> **STATED TASK**
Could you write out the records below exactly as they appear, leaving out any pictures?
··· RECORDS FOR THE TASK
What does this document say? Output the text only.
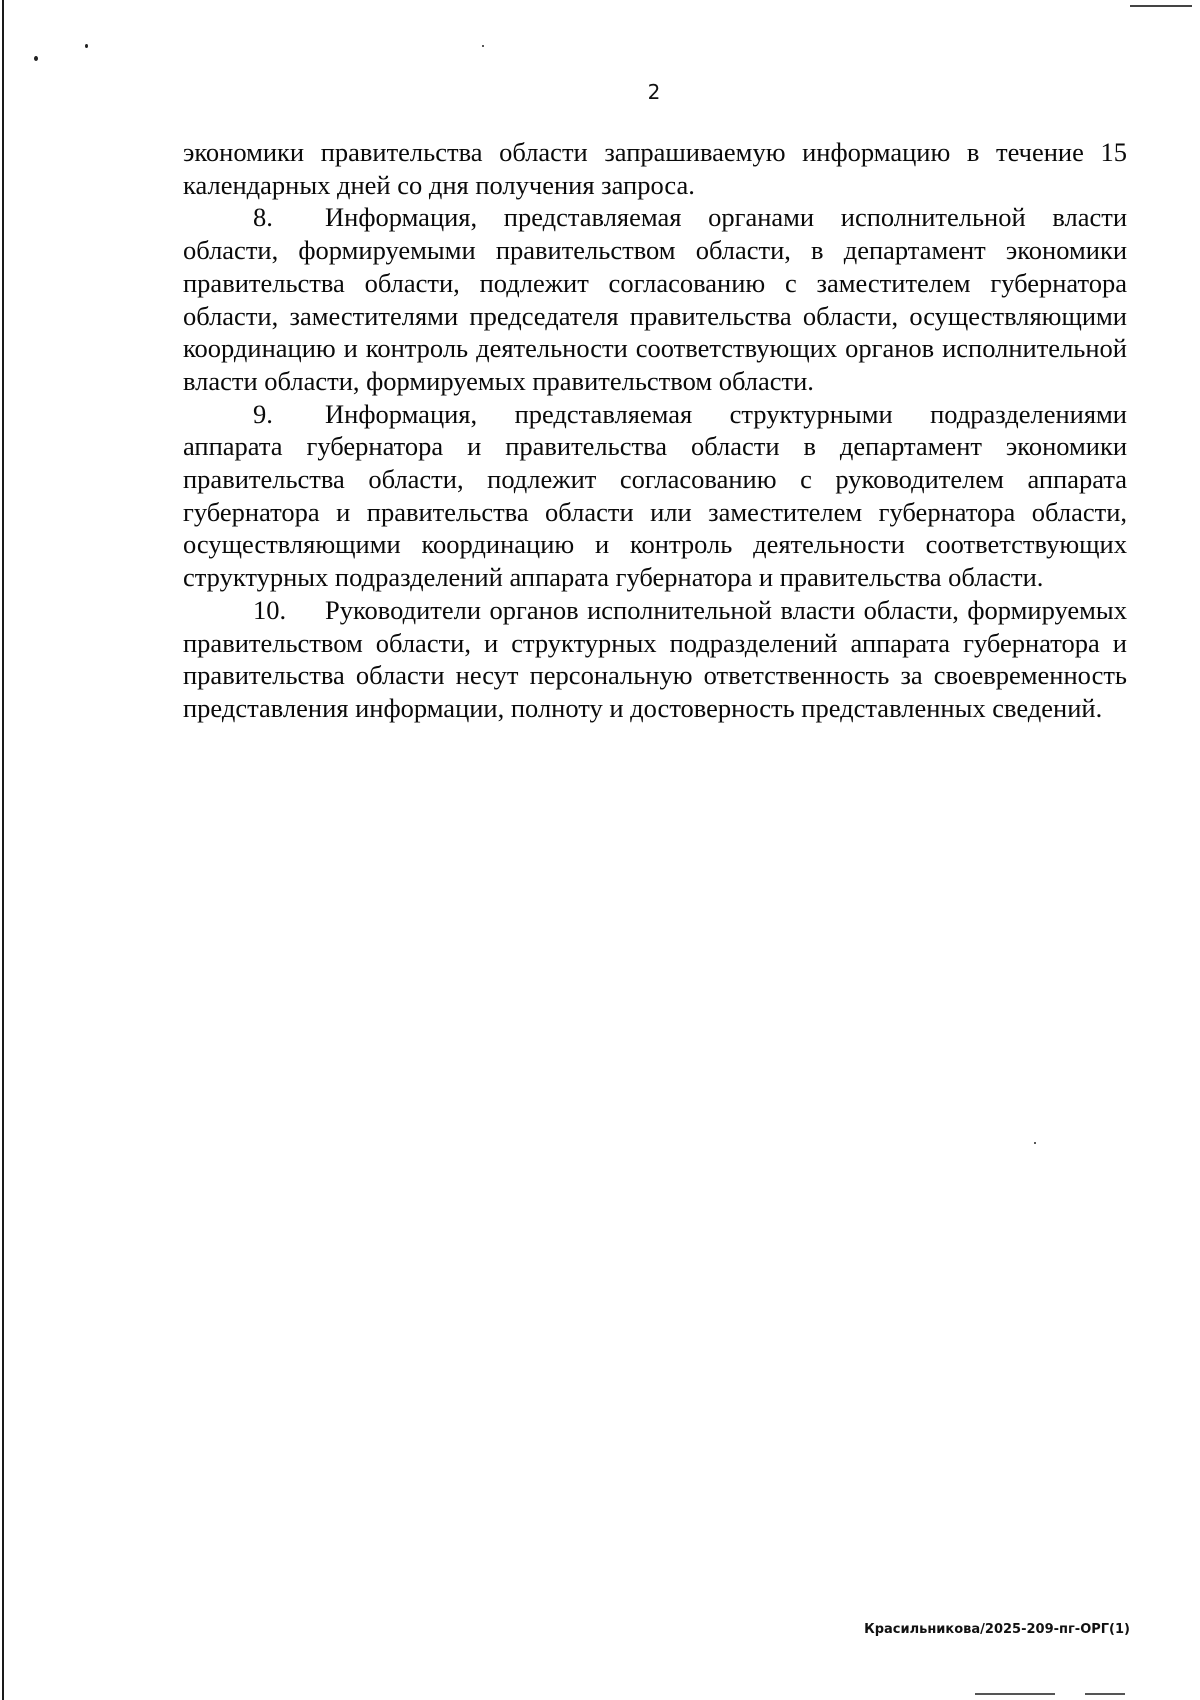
2

экономики правительства области запрашиваемую информацию в течение 15 календарных дней со дня получения запроса.

8. Информация, представляемая органами исполнительной власти области, формируемыми правительством области, в департамент экономики правительства области, подлежит согласованию с заместителем губернатора области, заместителями председателя правительства области, осуществляющими координацию и контроль деятельности соответствующих органов исполнительной власти области, формируемых правительством области.

9. Информация, представляемая структурными подразделениями аппарата губернатора и правительства области в департамент экономики правительства области, подлежит согласованию с руководителем аппарата губернатора и правительства области или заместителем губернатора области, осуществляющими координацию и контроль деятельности соответствующих структурных подразделений аппарата губернатора и правительства области.

10. Руководители органов исполнительной власти области, формируемых правительством области, и структурных подразделений аппарата губернатора и правительства области несут персональную ответственность за своевременность представления информации, полноту и достоверность представленных сведений.

Красильникова/2025-209-пг-ОРГ(1)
······
> **WRITTEN ANSWER**
What does this document say? Output the text only.
2

экономики правительства области запрашиваемую информацию в течение 15 календарных дней со дня получения запроса.

8. Информация, представляемая органами исполнительной власти области, формируемыми правительством области, в департамент экономики правительства области, подлежит согласованию с заместителем губернатора области, заместителями председателя правительства области, осуществляющими координацию и контроль деятельности соответствующих органов исполнительной власти области, формируемых правительством области.

9. Информация, представляемая структурными подразделениями аппарата губернатора и правительства области в департамент экономики правительства области, подлежит согласованию с руководителем аппарата губернатора и правительства области или заместителем губернатора области, осуществляющими координацию и контроль деятельности соответствующих структурных подразделений аппарата губернатора и правительства области.

10. Руководители органов исполнительной власти области, формируемых правительством области, и структурных подразделений аппарата губернатора и правительства области несут персональную ответственность за своевременность представления информации, полноту и достоверность представленных сведений.

Красильникова/2025-209-пг-ОРГ(1)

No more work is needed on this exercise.